● Short task: Find the lines that hold the word "động" and return them.

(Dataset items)
= = =

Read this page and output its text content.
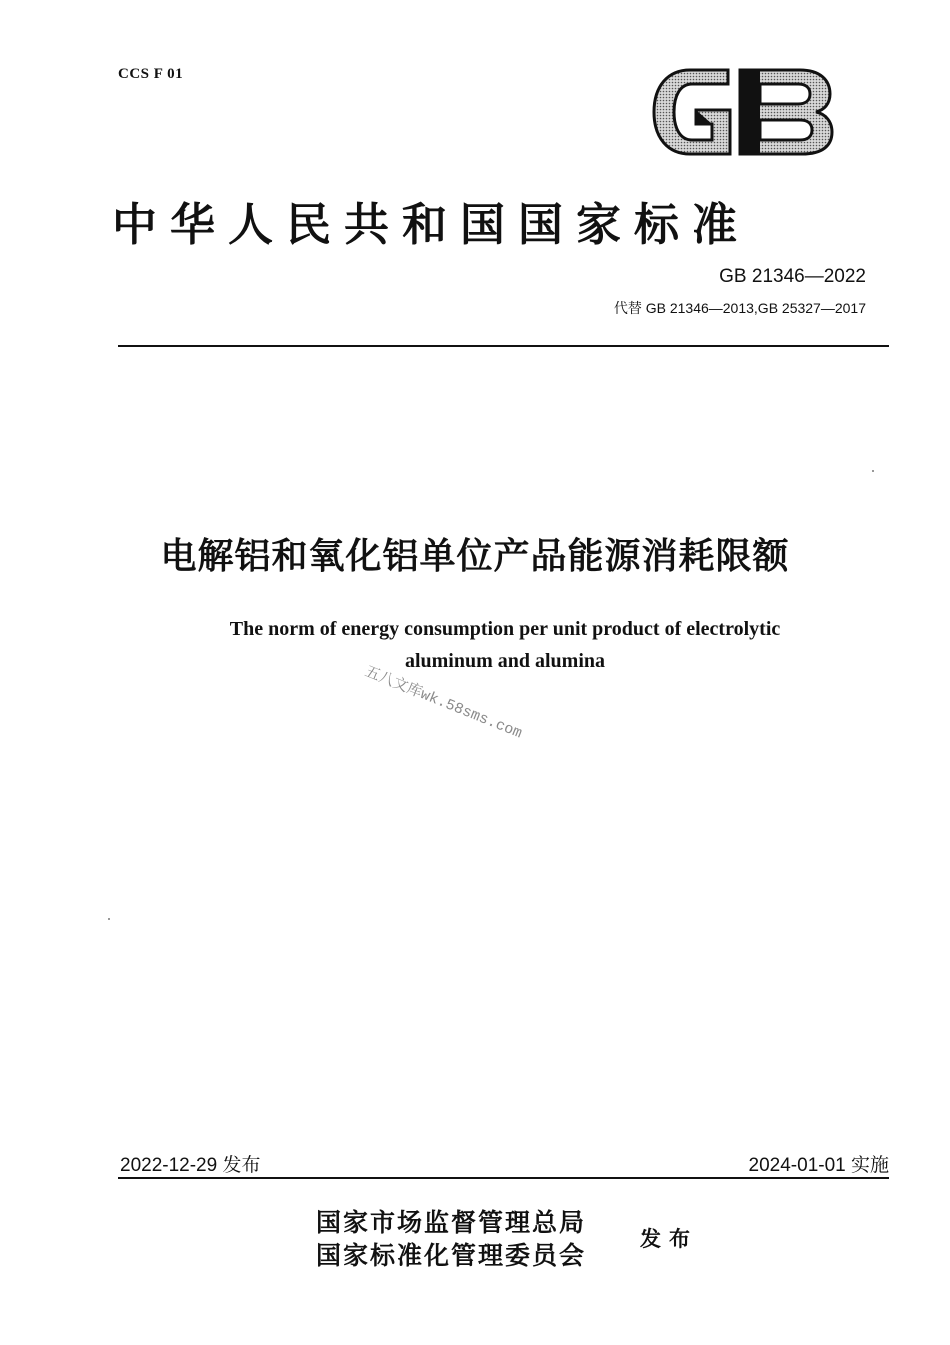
CCS F 01
中华人民共和国国家标准
GB 21346—2022
代替 GB 21346—2013,GB 25327—2017
电解铝和氧化铝单位产品能源消耗限额
The norm of energy consumption per unit product of electrolytic
aluminum and alumina
五八文库wk.58sms.com
2022-12-29 发布	2024-01-01 实施
国家市场监督管理总局
国家标准化管理委员会
发布
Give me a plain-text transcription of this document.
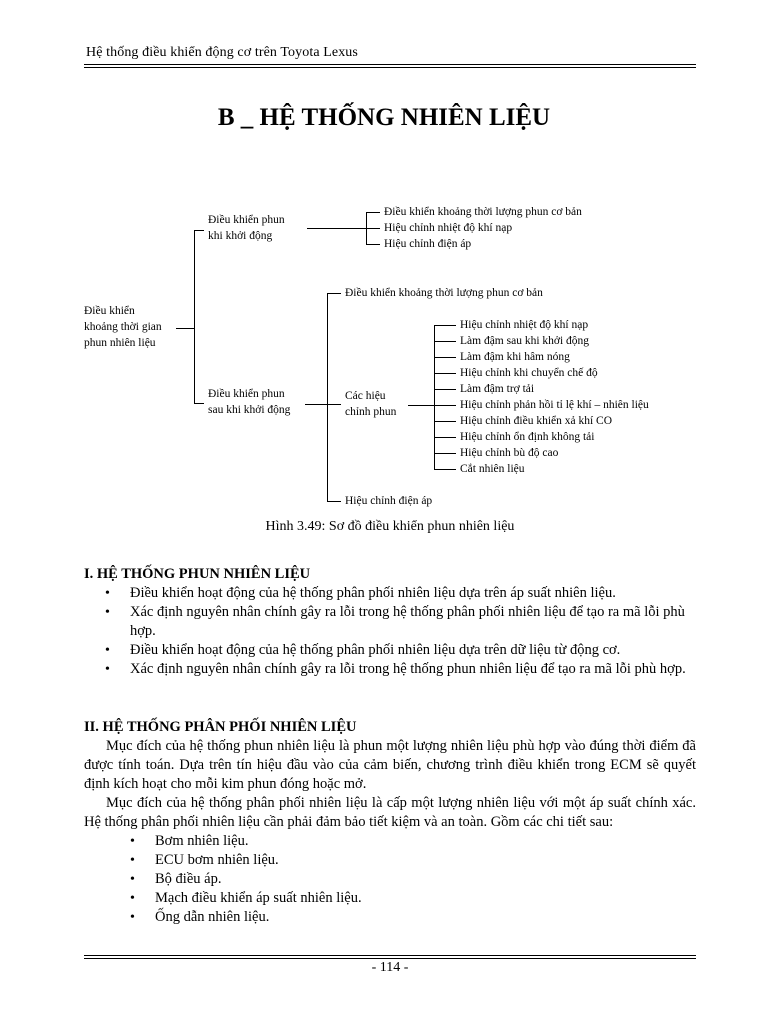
Hệ thống điều khiển động cơ trên Toyota Lexus
B _ HỆ THỐNG NHIÊN LIỆU
Điều khiển
khoảng thời gian
phun nhiên liệu
Điều khiển phun
khi khởi động
Điều khiển khoảng thời lượng phun cơ bản
Hiệu chỉnh nhiệt độ khí nạp
Hiệu chỉnh điện áp
Điều khiển phun
sau khi khởi động
Điều khiển khoảng thời lượng phun cơ bản
Các hiệu
chỉnh phun
Hiệu chỉnh nhiệt độ khí nạp
Làm đậm sau khi khởi động
Làm đậm khi hâm nóng
Hiệu chỉnh khi chuyển chế độ
Làm đậm trợ tải
Hiệu chỉnh phản hồi tỉ lệ khí – nhiên liệu
Hiệu chỉnh điều khiển xả khí CO
Hiệu chỉnh ổn định không tải
Hiệu chỉnh bù độ cao
Cắt nhiên liệu
Hiệu chỉnh điện áp
Hình 3.49: Sơ đồ điều khiển phun nhiên liệu
I. HỆ THỐNG PHUN NHIÊN LIỆU
• Điều khiển hoạt động của hệ thống phân phối nhiên liệu dựa trên áp suất nhiên liệu.
• Xác định nguyên nhân chính gây ra lỗi trong hệ thống phân phối nhiên liệu để tạo ra mã lỗi phù hợp.
• Điều khiển hoạt động của hệ thống phân phối nhiên liệu dựa trên dữ liệu từ động cơ.
• Xác định nguyên nhân chính gây ra lỗi trong hệ thống phun nhiên liệu để tạo ra mã lỗi phù hợp.
II. HỆ THỐNG PHÂN PHỐI NHIÊN LIỆU

Mục đích của hệ thống phun nhiên liệu là phun một lượng nhiên liệu phù hợp vào đúng thời điểm đã được tính toán. Dựa trên tín hiệu đầu vào của cảm biến, chương trình điều khiển trong ECM sẽ quyết định kích hoạt cho mỗi kim phun đóng hoặc mở.

Mục đích của hệ thống phân phối nhiên liệu là cấp một lượng nhiên liệu với một áp suất chính xác. Hệ thống phân phối nhiên liệu cần phải đảm bảo tiết kiệm và an toàn. Gồm các chi tiết sau:

• Bơm nhiên liệu.
• ECU bơm nhiên liệu.
• Bộ điều áp.
• Mạch điều khiển áp suất nhiên liệu.
• Ống dẫn nhiên liệu.
- 114 -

= = =

● Written response:
Hệ thống điều khiển động cơ trên Toyota Lexus
khi khởi động
sau khi khởi động
Làm đậm sau khi khởi động
• Điều khiển hoạt động của hệ thống phân phối nhiên liệu dựa trên áp suất nhiên liệu.
• Điều khiển hoạt động của hệ thống phân phối nhiên liệu dựa trên dữ liệu từ động cơ.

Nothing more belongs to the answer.